Exercise aim
Can you transcribe every entry word for word, skipping the images?

Material provided
================================

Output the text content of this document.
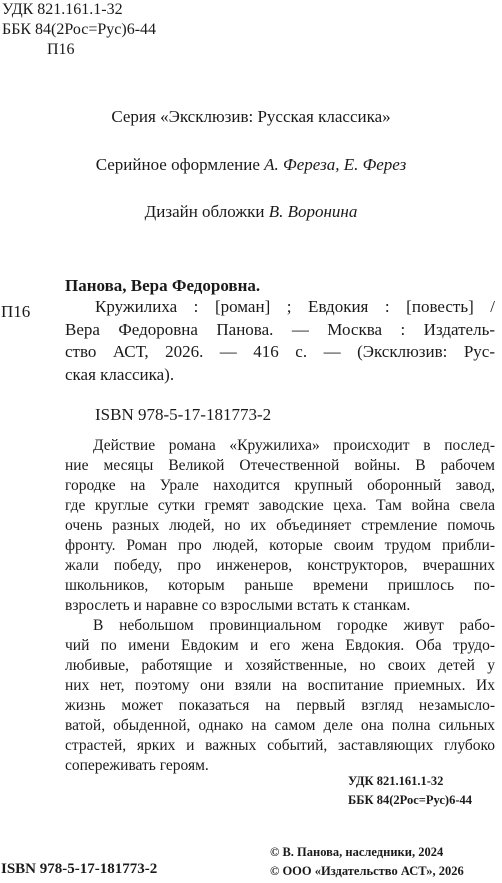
УДК 821.161.1-32
ББК 84(2Рос=Рус)6-44
П16
Серия «Эксклюзив: Русская классика»
Серийное оформление А. Фереза, Е. Ферез
Дизайн обложки В. Воронина
Панова, Вера Федоровна.
П16	Кружилиха : [роман] ; Евдокия : [повесть] /
Вера Федоровна Панова. — Москва : Издатель-
ство АСТ, 2026. — 416 с. — (Эксклюзив: Рус-
ская классика).
ISBN 978-5-17-181773-2
Действие романа «Кружилиха» происходит в послед-
ние месяцы Великой Отечественной войны. В рабочем
городке на Урале находится крупный оборонный завод,
где круглые сутки гремят заводские цеха. Там война свела
очень разных людей, но их объединяет стремление помочь
фронту. Роман про людей, которые своим трудом прибли-
жали победу, про инженеров, конструкторов, вчерашних
школьников, которым раньше времени пришлось по-
взрослеть и наравне со взрослыми встать к станкам.
В небольшом провинциальном городке живут рабо-
чий по имени Евдоким и его жена Евдокия. Оба трудо-
любивые, работящие и хозяйственные, но своих детей у
них нет, поэтому они взяли на воспитание приемных. Их
жизнь может показаться на первый взгляд незамысло-
ватой, обыденной, однако на самом деле она полна сильных
страстей, ярких и важных событий, заставляющих глубоко
сопереживать героям.
УДК 821.161.1-32
ББК 84(2Рос=Рус)6-44
© В. Панова, наследники, 2024
© ООО «Издательство АСТ», 2026
ISBN 978-5-17-181773-2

================================

Answer below
Output the text content of this document.
УДК 821.161.1-32
ББК 84(2Рос=Рус)6-44
П16
Серия «Эксклюзив: Русская классика»
Серийное оформление А. Фереза, Е. Ферез
Дизайн обложки В. Воронина
Панова, Вера Федоровна.
П16	Кружилиха : [роман] ; Евдокия : [повесть] /
Вера Федоровна Панова. — Москва : Издатель-
ство АСТ, 2026. — 416 с. — (Эксклюзив: Рус-
ская классика).
ISBN 978-5-17-181773-2
Действие романа «Кружилиха» происходит в послед-
ние месяцы Великой Отечественной войны. В рабочем
городке на Урале находится крупный оборонный завод,
где круглые сутки гремят заводские цеха. Там война свела
очень разных людей, но их объединяет стремление помочь
фронту. Роман про людей, которые своим трудом прибли-
жали победу, про инженеров, конструкторов, вчерашних
школьников, которым раньше времени пришлось по-
взрослеть и наравне со взрослыми встать к станкам.
В небольшом провинциальном городке живут рабо-
чий по имени Евдоким и его жена Евдокия. Оба трудо-
любивые, работящие и хозяйственные, но своих детей у
них нет, поэтому они взяли на воспитание приемных. Их
жизнь может показаться на первый взгляд незамысло-
ватой, обыденной, однако на самом деле она полна сильных
страстей, ярких и важных событий, заставляющих глубоко
сопереживать героям.
УДК 821.161.1-32
ББК 84(2Рос=Рус)6-44
© В. Панова, наследники, 2024
© ООО «Издательство АСТ», 2026
ISBN 978-5-17-181773-2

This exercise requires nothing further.